## Recorded information:
--------------------------------

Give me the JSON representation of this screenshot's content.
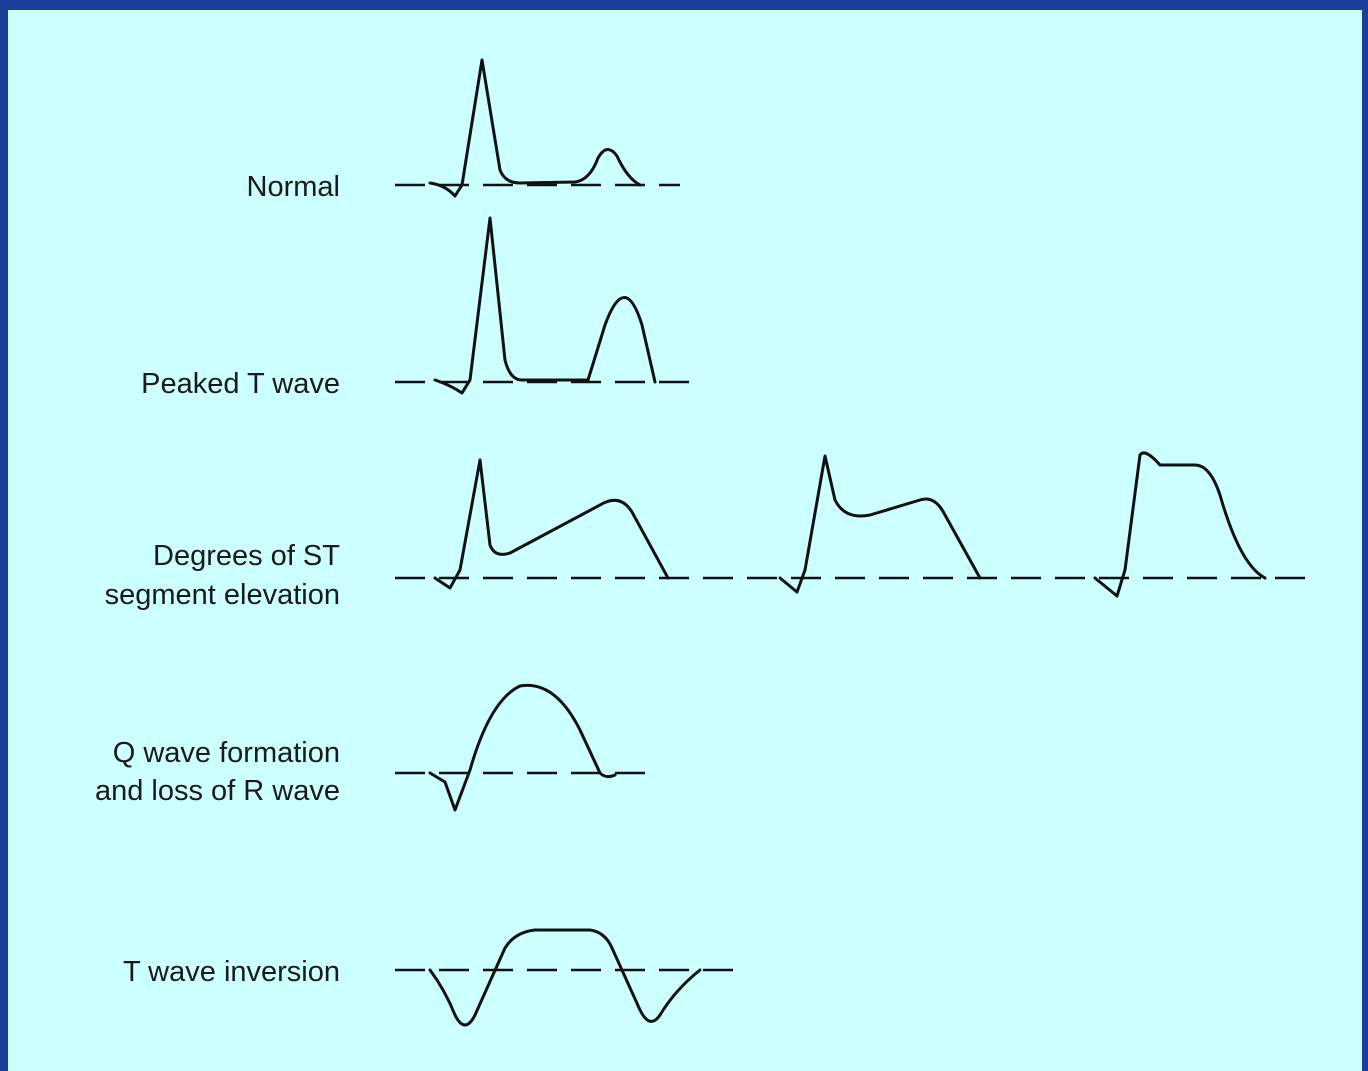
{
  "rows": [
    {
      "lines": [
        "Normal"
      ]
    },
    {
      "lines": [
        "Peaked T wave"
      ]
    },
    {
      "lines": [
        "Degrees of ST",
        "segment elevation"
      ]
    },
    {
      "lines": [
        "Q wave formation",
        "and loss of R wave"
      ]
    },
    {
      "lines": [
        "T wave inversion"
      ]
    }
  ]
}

--------------------------------

## Requirements:
Transcribe the material exactly, leaving every picture out.

## Response to the exercise:
Give me the JSON representation of this screenshot's content.
{
  "rows": [
    {
      "lines": [
        "Normal"
      ]
    },
    {
      "lines": [
        "Peaked T wave"
      ]
    },
    {
      "lines": [
        "Degrees of ST",
        "segment elevation"
      ]
    },
    {
      "lines": [
        "Q wave formation",
        "and loss of R wave"
      ]
    },
    {
      "lines": [
        "T wave inversion"
      ]
    }
  ]
}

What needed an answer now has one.